DIRECTIONS FOR THIS TASK >>
Below is a block of records; reproduce all of them exactly and leave out any pictures.
>> START ENTRIES PROVIDED
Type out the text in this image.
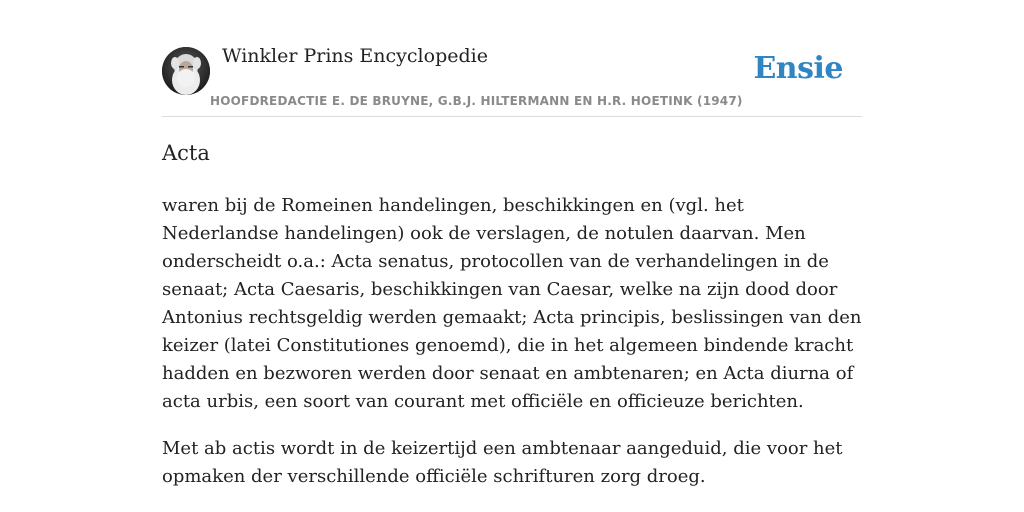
Winkler Prins Encyclopedie
HOOFDREDACTIE E. DE BRUYNE, G.B.J. HILTERMANN EN H.R. HOETINK (1947)
Ensie
Acta

waren bij de Romeinen handelingen, beschikkingen en (vgl. het Nederlandse handelingen) ook de verslagen, de notulen daarvan. Men onderscheidt o.a.: Acta senatus, protocollen van de verhandelingen in de senaat; Acta Caesaris, beschikkingen van Caesar, welke na zijn dood door Antonius rechtsgeldig werden gemaakt; Acta principis, beslissingen van den keizer (latei Constitutiones genoemd), die in het algemeen bindende kracht hadden en bezworen werden door senaat en ambtenaren; en Acta diurna of acta urbis, een soort van courant met officiële en officieuze berichten.

Met ab actis wordt in de keizertijd een ambtenaar aangeduid, die voor het opmaken der verschillende officiële schrifturen zorg droeg.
>> END ENTRIES PROVIDED
THE REPLY >>
Type out the text in this image.
Winkler Prins Encyclopedie
HOOFDREDACTIE E. DE BRUYNE, G.B.J. HILTERMANN EN H.R. HOETINK (1947)
Ensie
Acta

waren bij de Romeinen handelingen, beschikkingen en (vgl. het Nederlandse handelingen) ook de verslagen, de notulen daarvan. Men onderscheidt o.a.: Acta senatus, protocollen van de verhandelingen in de senaat; Acta Caesaris, beschikkingen van Caesar, welke na zijn dood door Antonius rechtsgeldig werden gemaakt; Acta principis, beslissingen van den keizer (latei Constitutiones genoemd), die in het algemeen bindende kracht hadden en bezworen werden door senaat en ambtenaren; en Acta diurna of acta urbis, een soort van courant met officiële en officieuze berichten.

Met ab actis wordt in de keizertijd een ambtenaar aangeduid, die voor het opmaken der verschillende officiële schrifturen zorg droeg.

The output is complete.